> **Task inputs**
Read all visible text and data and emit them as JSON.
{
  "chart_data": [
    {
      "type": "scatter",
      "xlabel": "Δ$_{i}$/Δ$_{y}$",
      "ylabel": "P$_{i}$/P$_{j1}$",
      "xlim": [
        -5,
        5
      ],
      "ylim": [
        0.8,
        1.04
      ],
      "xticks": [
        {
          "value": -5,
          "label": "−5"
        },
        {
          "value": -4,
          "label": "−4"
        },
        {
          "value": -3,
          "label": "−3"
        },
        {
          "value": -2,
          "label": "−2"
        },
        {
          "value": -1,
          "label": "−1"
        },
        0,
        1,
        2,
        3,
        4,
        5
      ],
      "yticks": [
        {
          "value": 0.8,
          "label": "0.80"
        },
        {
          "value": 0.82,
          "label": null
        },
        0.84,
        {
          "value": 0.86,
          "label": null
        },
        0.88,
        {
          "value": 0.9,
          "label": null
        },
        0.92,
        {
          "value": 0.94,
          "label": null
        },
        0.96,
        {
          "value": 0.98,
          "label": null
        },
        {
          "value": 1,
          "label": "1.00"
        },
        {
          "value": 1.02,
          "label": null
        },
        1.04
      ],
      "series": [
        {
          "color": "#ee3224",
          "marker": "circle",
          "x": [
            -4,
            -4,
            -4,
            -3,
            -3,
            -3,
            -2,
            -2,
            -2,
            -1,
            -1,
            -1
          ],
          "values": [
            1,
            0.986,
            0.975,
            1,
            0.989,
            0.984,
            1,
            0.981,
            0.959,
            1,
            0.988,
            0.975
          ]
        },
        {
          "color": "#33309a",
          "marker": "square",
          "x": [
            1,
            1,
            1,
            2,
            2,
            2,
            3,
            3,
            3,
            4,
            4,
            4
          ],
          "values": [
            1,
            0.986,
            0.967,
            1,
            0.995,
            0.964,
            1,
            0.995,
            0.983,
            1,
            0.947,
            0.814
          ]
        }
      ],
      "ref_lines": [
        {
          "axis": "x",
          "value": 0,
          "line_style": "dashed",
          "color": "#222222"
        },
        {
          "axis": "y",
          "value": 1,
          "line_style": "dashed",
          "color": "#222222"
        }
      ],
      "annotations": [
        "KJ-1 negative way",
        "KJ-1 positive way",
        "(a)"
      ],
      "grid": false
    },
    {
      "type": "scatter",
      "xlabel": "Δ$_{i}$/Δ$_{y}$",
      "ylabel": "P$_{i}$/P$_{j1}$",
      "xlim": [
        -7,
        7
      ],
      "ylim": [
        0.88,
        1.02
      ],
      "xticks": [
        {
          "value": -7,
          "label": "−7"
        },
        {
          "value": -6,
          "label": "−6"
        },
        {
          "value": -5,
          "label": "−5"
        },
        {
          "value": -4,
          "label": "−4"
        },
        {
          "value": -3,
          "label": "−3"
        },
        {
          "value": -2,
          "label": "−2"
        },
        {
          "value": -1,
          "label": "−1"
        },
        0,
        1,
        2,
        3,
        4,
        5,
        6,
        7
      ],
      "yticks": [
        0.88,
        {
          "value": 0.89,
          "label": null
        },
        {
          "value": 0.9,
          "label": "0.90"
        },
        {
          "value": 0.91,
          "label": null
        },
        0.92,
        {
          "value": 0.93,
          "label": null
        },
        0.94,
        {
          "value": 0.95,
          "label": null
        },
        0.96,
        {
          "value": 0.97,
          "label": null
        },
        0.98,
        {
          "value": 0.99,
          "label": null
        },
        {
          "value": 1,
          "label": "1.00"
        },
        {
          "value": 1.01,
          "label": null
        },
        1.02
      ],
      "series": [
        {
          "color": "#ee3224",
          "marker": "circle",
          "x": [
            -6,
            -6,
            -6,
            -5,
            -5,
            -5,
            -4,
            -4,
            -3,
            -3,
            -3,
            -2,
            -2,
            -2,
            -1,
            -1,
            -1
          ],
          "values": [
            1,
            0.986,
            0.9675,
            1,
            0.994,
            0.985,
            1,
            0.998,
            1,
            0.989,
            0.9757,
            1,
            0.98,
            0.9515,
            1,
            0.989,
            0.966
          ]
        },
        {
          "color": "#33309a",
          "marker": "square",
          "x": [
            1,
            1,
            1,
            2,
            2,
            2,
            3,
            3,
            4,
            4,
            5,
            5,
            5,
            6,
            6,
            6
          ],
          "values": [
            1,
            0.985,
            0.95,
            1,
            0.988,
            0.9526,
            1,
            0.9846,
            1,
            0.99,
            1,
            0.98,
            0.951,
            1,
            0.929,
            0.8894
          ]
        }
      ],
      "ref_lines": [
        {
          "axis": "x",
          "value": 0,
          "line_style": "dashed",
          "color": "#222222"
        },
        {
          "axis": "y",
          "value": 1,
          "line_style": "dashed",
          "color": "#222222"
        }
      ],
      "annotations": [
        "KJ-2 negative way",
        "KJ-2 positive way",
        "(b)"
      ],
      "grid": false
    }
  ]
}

> **Job**
Each record above should be repeated exactly as it appears.

> **Reply to the task**
Read all visible text and data and emit them as JSON.
{
  "chart_data": [
    {
      "type": "scatter",
      "xlabel": "Δ$_{i}$/Δ$_{y}$",
      "ylabel": "P$_{i}$/P$_{j1}$",
      "xlim": [
        -5,
        5
      ],
      "ylim": [
        0.8,
        1.04
      ],
      "xticks": [
        {
          "value": -5,
          "label": "−5"
        },
        {
          "value": -4,
          "label": "−4"
        },
        {
          "value": -3,
          "label": "−3"
        },
        {
          "value": -2,
          "label": "−2"
        },
        {
          "value": -1,
          "label": "−1"
        },
        0,
        1,
        2,
        3,
        4,
        5
      ],
      "yticks": [
        {
          "value": 0.8,
          "label": "0.80"
        },
        {
          "value": 0.82,
          "label": null
        },
        0.84,
        {
          "value": 0.86,
          "label": null
        },
        0.88,
        {
          "value": 0.9,
          "label": null
        },
        0.92,
        {
          "value": 0.94,
          "label": null
        },
        0.96,
        {
          "value": 0.98,
          "label": null
        },
        {
          "value": 1,
          "label": "1.00"
        },
        {
          "value": 1.02,
          "label": null
        },
        1.04
      ],
      "series": [
        {
          "color": "#ee3224",
          "marker": "circle",
          "x": [
            -4,
            -4,
            -4,
            -3,
            -3,
            -3,
            -2,
            -2,
            -2,
            -1,
            -1,
            -1
          ],
          "values": [
            1,
            0.986,
            0.975,
            1,
            0.989,
            0.984,
            1,
            0.981,
            0.959,
            1,
            0.988,
            0.975
          ]
        },
        {
          "color": "#33309a",
          "marker": "square",
          "x": [
            1,
            1,
            1,
            2,
            2,
            2,
            3,
            3,
            3,
            4,
            4,
            4
          ],
          "values": [
            1,
            0.986,
            0.967,
            1,
            0.995,
            0.964,
            1,
            0.995,
            0.983,
            1,
            0.947,
            0.814
          ]
        }
      ],
      "ref_lines": [
        {
          "axis": "x",
          "value": 0,
          "line_style": "dashed",
          "color": "#222222"
        },
        {
          "axis": "y",
          "value": 1,
          "line_style": "dashed",
          "color": "#222222"
        }
      ],
      "annotations": [
        "KJ-1 negative way",
        "KJ-1 positive way",
        "(a)"
      ],
      "grid": false
    },
    {
      "type": "scatter",
      "xlabel": "Δ$_{i}$/Δ$_{y}$",
      "ylabel": "P$_{i}$/P$_{j1}$",
      "xlim": [
        -7,
        7
      ],
      "ylim": [
        0.88,
        1.02
      ],
      "xticks": [
        {
          "value": -7,
          "label": "−7"
        },
        {
          "value": -6,
          "label": "−6"
        },
        {
          "value": -5,
          "label": "−5"
        },
        {
          "value": -4,
          "label": "−4"
        },
        {
          "value": -3,
          "label": "−3"
        },
        {
          "value": -2,
          "label": "−2"
        },
        {
          "value": -1,
          "label": "−1"
        },
        0,
        1,
        2,
        3,
        4,
        5,
        6,
        7
      ],
      "yticks": [
        0.88,
        {
          "value": 0.89,
          "label": null
        },
        {
          "value": 0.9,
          "label": "0.90"
        },
        {
          "value": 0.91,
          "label": null
        },
        0.92,
        {
          "value": 0.93,
          "label": null
        },
        0.94,
        {
          "value": 0.95,
          "label": null
        },
        0.96,
        {
          "value": 0.97,
          "label": null
        },
        0.98,
        {
          "value": 0.99,
          "label": null
        },
        {
          "value": 1,
          "label": "1.00"
        },
        {
          "value": 1.01,
          "label": null
        },
        1.02
      ],
      "series": [
        {
          "color": "#ee3224",
          "marker": "circle",
          "x": [
            -6,
            -6,
            -6,
            -5,
            -5,
            -5,
            -4,
            -4,
            -3,
            -3,
            -3,
            -2,
            -2,
            -2,
            -1,
            -1,
            -1
          ],
          "values": [
            1,
            0.986,
            0.9675,
            1,
            0.994,
            0.985,
            1,
            0.998,
            1,
            0.989,
            0.9757,
            1,
            0.98,
            0.9515,
            1,
            0.989,
            0.966
          ]
        },
        {
          "color": "#33309a",
          "marker": "square",
          "x": [
            1,
            1,
            1,
            2,
            2,
            2,
            3,
            3,
            4,
            4,
            5,
            5,
            5,
            6,
            6,
            6
          ],
          "values": [
            1,
            0.985,
            0.95,
            1,
            0.988,
            0.9526,
            1,
            0.9846,
            1,
            0.99,
            1,
            0.98,
            0.951,
            1,
            0.929,
            0.8894
          ]
        }
      ],
      "ref_lines": [
        {
          "axis": "x",
          "value": 0,
          "line_style": "dashed",
          "color": "#222222"
        },
        {
          "axis": "y",
          "value": 1,
          "line_style": "dashed",
          "color": "#222222"
        }
      ],
      "annotations": [
        "KJ-2 negative way",
        "KJ-2 positive way",
        "(b)"
      ],
      "grid": false
    }
  ]
}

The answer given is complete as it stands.